▶ [Problem to solve]: Find each line with the word "using" and copy it.

Saved entries

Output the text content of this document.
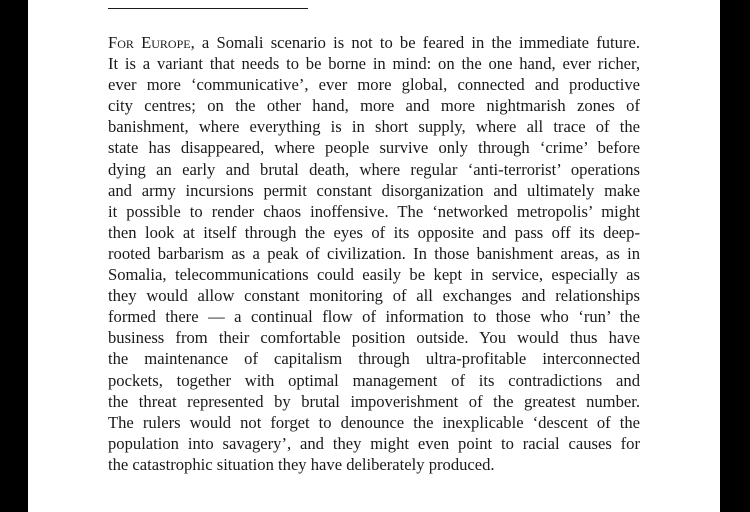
For Europe, a Somali scenario is not to be feared in the immediate future.
It is a variant that needs to be borne in mind: on the one hand, ever richer,
ever more ‘communicative’, ever more global, connected and productive
city centres; on the other hand, more and more nightmarish zones of
banishment, where everything is in short supply, where all trace of the
state has disappeared, where people survive only through ‘crime’ before
dying an early and brutal death, where regular ‘anti-terrorist’ operations
and army incursions permit constant disorganization and ultimately make
it possible to render chaos inoffensive. The ‘networked metropolis’ might
then look at itself through the eyes of its opposite and pass off its deep-
rooted barbarism as a peak of civilization. In those banishment areas, as in
Somalia, telecommunications could easily be kept in service, especially as
they would allow constant monitoring of all exchanges and relationships
formed there — a continual flow of information to those who ‘run’ the
business from their comfortable position outside. You would thus have
the maintenance of capitalism through ultra-profitable interconnected
pockets, together with optimal management of its contradictions and
the threat represented by brutal impoverishment of the greatest number.
The rulers would not forget to denounce the inexplicable ‘descent of the
population into savagery’, and they might even point to racial causes for
the catastrophic situation they have deliberately produced.
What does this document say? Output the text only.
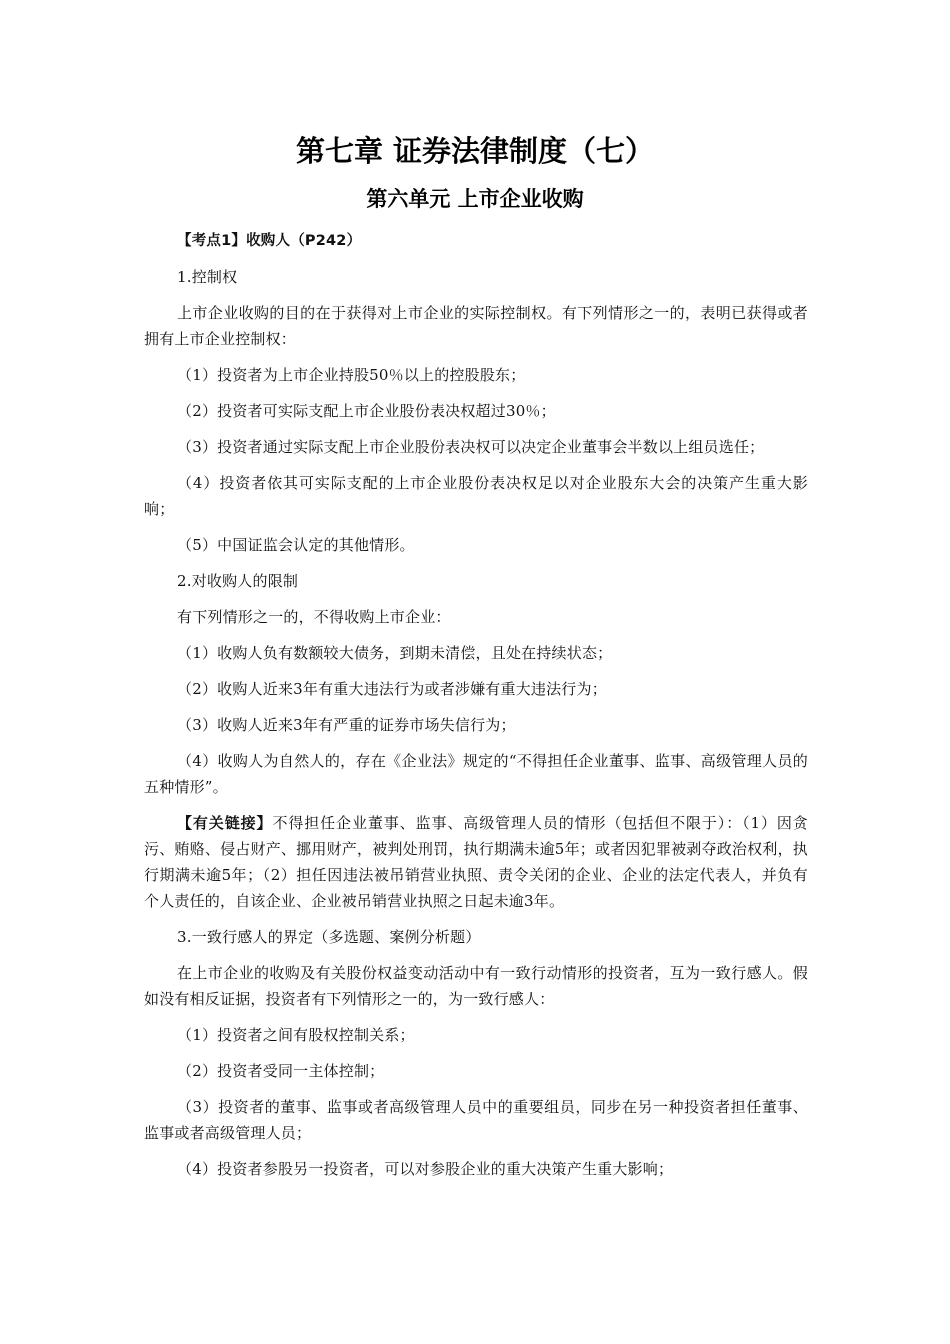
第七章 证券法律制度（七）
第六单元 上市企业收购

【考点1】收购人（P242）

1.控制权

上市企业收购的目的在于获得对上市企业的实际控制权。有下列情形之一的，表明已获得或者拥有上市企业控制权：

（1）投资者为上市企业持股50％以上的控股股东；

（2）投资者可实际支配上市企业股份表决权超过30％；

（3）投资者通过实际支配上市企业股份表决权可以决定企业董事会半数以上组员选任；

（4）投资者依其可实际支配的上市企业股份表决权足以对企业股东大会的决策产生重大影响；

（5）中国证监会认定的其他情形。

2.对收购人的限制

有下列情形之一的，不得收购上市企业：

（1）收购人负有数额较大债务，到期未清偿，且处在持续状态；

（2）收购人近来3年有重大违法行为或者涉嫌有重大违法行为；

（3）收购人近来3年有严重的证券市场失信行为；

（4）收购人为自然人的，存在《企业法》规定的“不得担任企业董事、监事、高级管理人员的五种情形”。

【有关链接】不得担任企业董事、监事、高级管理人员的情形（包括但不限于）：（1）因贪污、贿赂、侵占财产、挪用财产，被判处刑罚，执行期满未逾5年；或者因犯罪被剥夺政治权利，执行期满未逾5年；（2）担任因违法被吊销营业执照、责令关闭的企业、企业的法定代表人，并负有个人责任的，自该企业、企业被吊销营业执照之日起未逾3年。

3.一致行感人的界定（多选题、案例分析题）

在上市企业的收购及有关股份权益变动活动中有一致行动情形的投资者，互为一致行感人。假如没有相反证据，投资者有下列情形之一的，为一致行感人：

（1）投资者之间有股权控制关系；

（2）投资者受同一主体控制；

（3）投资者的董事、监事或者高级管理人员中的重要组员，同步在另一种投资者担任董事、监事或者高级管理人员；

（4）投资者参股另一投资者，可以对参股企业的重大决策产生重大影响；
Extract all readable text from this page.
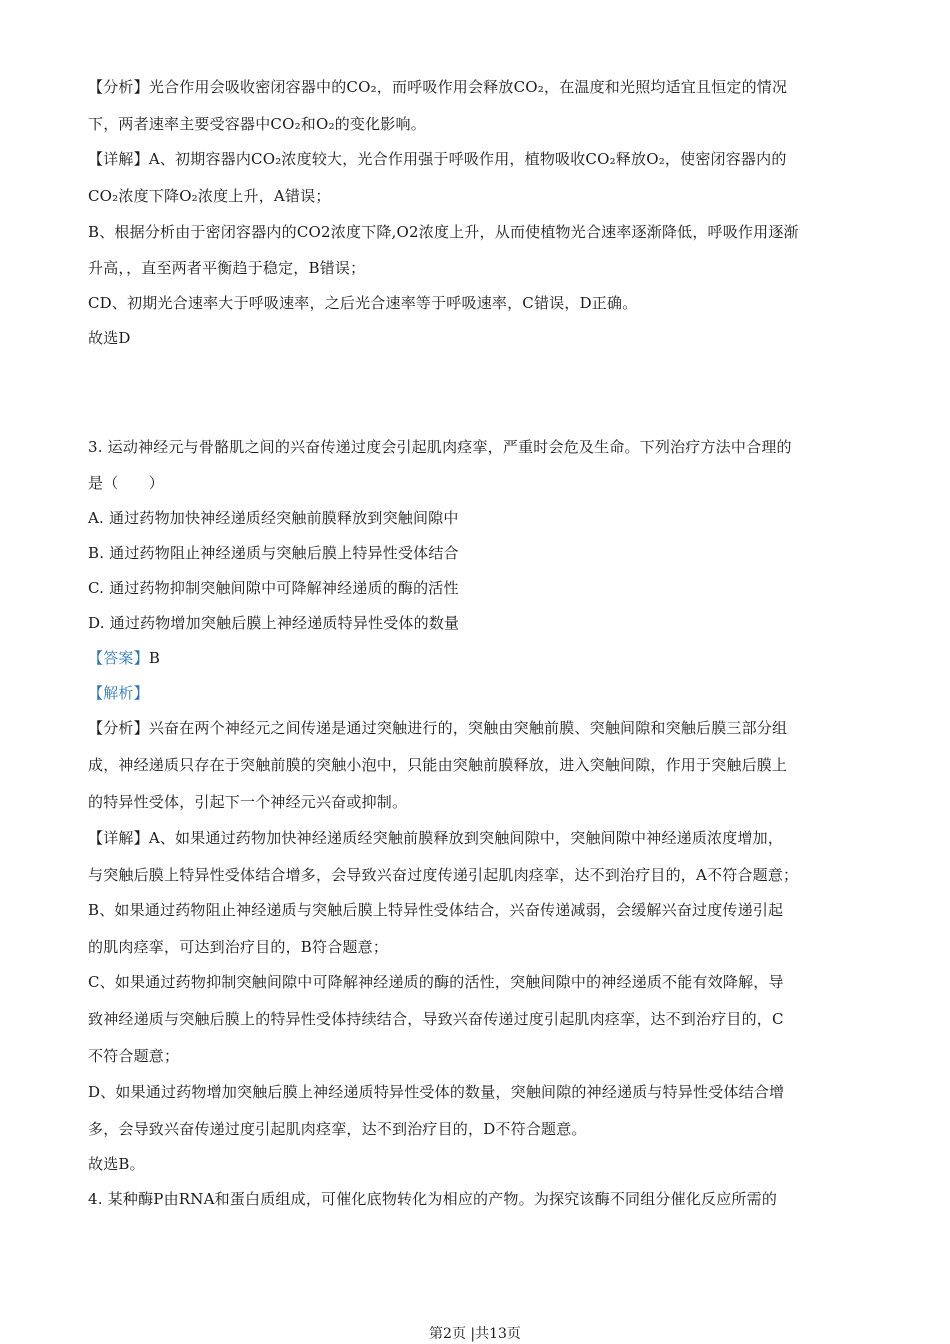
【分析】光合作用会吸收密闭容器中的CO₂，而呼吸作用会释放CO₂，在温度和光照均适宜且恒定的情况
下，两者速率主要受容器中CO₂和O₂的变化影响。
【详解】A、初期容器内CO₂浓度较大，光合作用强于呼吸作用，植物吸收CO₂释放O₂，使密闭容器内的
CO₂浓度下降O₂浓度上升，A错误；
B、根据分析由于密闭容器内的CO2浓度下降,O2浓度上升，从而使植物光合速率逐渐降低，呼吸作用逐渐
升高，，直至两者平衡趋于稳定，B错误；
CD、初期光合速率大于呼吸速率，之后光合速率等于呼吸速率，C错误，D正确。
故选D
3. 运动神经元与骨骼肌之间的兴奋传递过度会引起肌肉痉挛，严重时会危及生命。下列治疗方法中合理的
是（　　）
A. 通过药物加快神经递质经突触前膜释放到突触间隙中
B. 通过药物阻止神经递质与突触后膜上特异性受体结合
C. 通过药物抑制突触间隙中可降解神经递质的酶的活性
D. 通过药物增加突触后膜上神经递质特异性受体的数量
【答案】B
【解析】
【分析】兴奋在两个神经元之间传递是通过突触进行的，突触由突触前膜、突触间隙和突触后膜三部分组
成，神经递质只存在于突触前膜的突触小泡中，只能由突触前膜释放，进入突触间隙，作用于突触后膜上
的特异性受体，引起下一个神经元兴奋或抑制。
【详解】A、如果通过药物加快神经递质经突触前膜释放到突触间隙中，突触间隙中神经递质浓度增加，
与突触后膜上特异性受体结合增多，会导致兴奋过度传递引起肌肉痉挛，达不到治疗目的，A不符合题意；
B、如果通过药物阻止神经递质与突触后膜上特异性受体结合，兴奋传递减弱，会缓解兴奋过度传递引起
的肌肉痉挛，可达到治疗目的，B符合题意；
C、如果通过药物抑制突触间隙中可降解神经递质的酶的活性，突触间隙中的神经递质不能有效降解，导
致神经递质与突触后膜上的特异性受体持续结合，导致兴奋传递过度引起肌肉痉挛，达不到治疗目的，C
不符合题意；
D、如果通过药物增加突触后膜上神经递质特异性受体的数量，突触间隙的神经递质与特异性受体结合增
多，会导致兴奋传递过度引起肌肉痉挛，达不到治疗目的，D不符合题意。
故选B。
4. 某种酶P由RNA和蛋白质组成，可催化底物转化为相应的产物。为探究该酶不同组分催化反应所需的
第2页 |共13页
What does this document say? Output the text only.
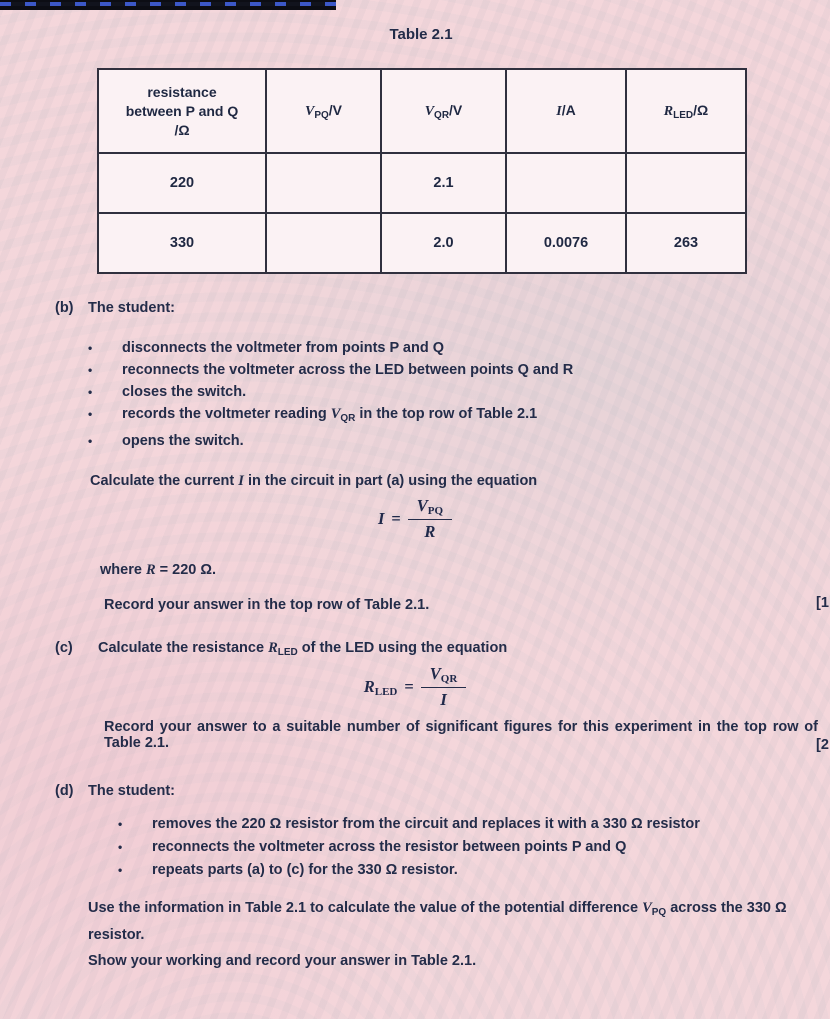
Table 2.1
resistance
between P and Q
/Ω	$V_{PQ}/V$	$V_{QR}/V$	I/A	$R_{LED}/\Omega$
220		2.1		
330		2.0	0.0076	263
(b) The student:
•	disconnects the voltmeter from points P and Q
•	reconnects the voltmeter across the LED between points Q and R
•	closes the switch.
•	records the voltmeter reading $V_{QR}$ in the top row of Table 2.1
•	opens the switch.
Calculate the current I in the circuit in part (a) using the equation
$I = \frac{V_{PQ}}{R}$
where R = 220 Ω.
Record your answer in the top row of Table 2.1.	[1
(c)	Calculate the resistance $R_{LED}$ of the LED using the equation
$R_{LED} = \frac{V_{QR}}{I}$
Record your answer to a suitable number of significant figures for this experiment in the top row of Table 2.1.	[2
(d) The student:
•	removes the 220 Ω resistor from the circuit and replaces it with a 330 Ω resistor
•	reconnects the voltmeter across the resistor between points P and Q
•	repeats parts (a) to (c) for the 330 Ω resistor.
Use the information in Table 2.1 to calculate the value of the potential difference $V_{PQ}$ across the 330 Ω resistor.
Show your working and record your answer in Table 2.1.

▶ [Result]:
Calculate the current I in the circuit in part (a) using the equation
(c)	Calculate the resistance $R_{LED}$ of the LED using the equation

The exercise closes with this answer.